▸ To do
Locate all lines with the word "Operating". Copy them.

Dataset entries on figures
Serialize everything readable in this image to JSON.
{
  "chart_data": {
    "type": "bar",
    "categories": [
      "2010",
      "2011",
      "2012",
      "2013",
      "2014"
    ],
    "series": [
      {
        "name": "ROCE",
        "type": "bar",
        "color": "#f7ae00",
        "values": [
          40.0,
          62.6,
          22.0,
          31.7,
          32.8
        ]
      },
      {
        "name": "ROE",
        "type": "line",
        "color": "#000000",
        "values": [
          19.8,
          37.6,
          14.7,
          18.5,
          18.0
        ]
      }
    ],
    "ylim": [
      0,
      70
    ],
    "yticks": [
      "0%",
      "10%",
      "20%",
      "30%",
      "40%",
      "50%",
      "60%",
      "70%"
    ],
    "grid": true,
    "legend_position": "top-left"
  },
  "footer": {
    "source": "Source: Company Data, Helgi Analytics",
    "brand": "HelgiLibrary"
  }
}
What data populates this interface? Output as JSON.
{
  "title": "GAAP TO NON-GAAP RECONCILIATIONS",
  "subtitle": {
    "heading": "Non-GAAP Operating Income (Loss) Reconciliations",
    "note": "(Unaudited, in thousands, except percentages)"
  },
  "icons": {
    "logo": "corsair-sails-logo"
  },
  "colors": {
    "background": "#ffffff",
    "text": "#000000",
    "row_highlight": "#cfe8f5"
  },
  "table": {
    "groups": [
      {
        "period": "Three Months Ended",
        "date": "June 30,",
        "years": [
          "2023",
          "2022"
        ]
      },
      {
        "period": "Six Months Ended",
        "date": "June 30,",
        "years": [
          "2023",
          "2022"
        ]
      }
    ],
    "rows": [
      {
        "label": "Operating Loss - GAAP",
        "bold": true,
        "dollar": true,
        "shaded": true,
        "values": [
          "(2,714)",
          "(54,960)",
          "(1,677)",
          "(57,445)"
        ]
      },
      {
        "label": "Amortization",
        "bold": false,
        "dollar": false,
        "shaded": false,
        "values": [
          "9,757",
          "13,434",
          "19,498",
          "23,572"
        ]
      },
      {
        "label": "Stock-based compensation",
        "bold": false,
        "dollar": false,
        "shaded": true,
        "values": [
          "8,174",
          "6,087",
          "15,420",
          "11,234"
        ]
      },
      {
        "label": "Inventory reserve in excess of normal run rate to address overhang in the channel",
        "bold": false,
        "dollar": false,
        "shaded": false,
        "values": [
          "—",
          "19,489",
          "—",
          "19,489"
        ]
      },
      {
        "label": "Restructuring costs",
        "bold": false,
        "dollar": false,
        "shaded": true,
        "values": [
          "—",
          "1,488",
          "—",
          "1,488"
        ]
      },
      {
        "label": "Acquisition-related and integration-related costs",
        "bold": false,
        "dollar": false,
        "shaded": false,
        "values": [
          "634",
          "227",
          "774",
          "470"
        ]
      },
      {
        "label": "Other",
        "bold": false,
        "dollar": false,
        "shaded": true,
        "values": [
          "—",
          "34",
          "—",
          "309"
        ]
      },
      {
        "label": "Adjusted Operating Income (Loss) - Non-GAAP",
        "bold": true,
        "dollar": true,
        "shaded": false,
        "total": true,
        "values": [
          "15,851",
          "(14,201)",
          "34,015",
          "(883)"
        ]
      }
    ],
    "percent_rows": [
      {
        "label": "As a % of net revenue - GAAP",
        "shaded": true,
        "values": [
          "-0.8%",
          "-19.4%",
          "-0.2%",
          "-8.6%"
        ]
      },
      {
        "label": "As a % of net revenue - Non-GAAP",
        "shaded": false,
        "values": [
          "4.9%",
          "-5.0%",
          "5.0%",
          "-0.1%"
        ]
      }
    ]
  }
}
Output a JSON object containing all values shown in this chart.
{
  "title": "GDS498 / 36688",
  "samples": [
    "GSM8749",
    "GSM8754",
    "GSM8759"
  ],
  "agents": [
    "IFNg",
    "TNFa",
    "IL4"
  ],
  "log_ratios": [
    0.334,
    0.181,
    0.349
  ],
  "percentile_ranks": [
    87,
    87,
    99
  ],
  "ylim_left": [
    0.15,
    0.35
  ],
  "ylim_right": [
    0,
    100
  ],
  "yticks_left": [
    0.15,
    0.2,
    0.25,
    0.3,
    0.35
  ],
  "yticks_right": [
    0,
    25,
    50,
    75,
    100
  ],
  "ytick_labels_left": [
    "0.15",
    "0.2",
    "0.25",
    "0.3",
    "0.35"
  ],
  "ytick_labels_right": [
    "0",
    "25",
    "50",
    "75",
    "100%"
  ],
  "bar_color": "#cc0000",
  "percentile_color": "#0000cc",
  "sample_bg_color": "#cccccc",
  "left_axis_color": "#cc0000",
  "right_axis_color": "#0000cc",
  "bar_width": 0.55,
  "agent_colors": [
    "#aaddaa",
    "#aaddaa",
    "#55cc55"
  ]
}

▸ Solved problem
    "heading": "Non-GAAP Operating Income (Loss) Reconciliations",
        "label": "Operating Loss - GAAP",
        "label": "Adjusted Operating Income (Loss) - Non-GAAP",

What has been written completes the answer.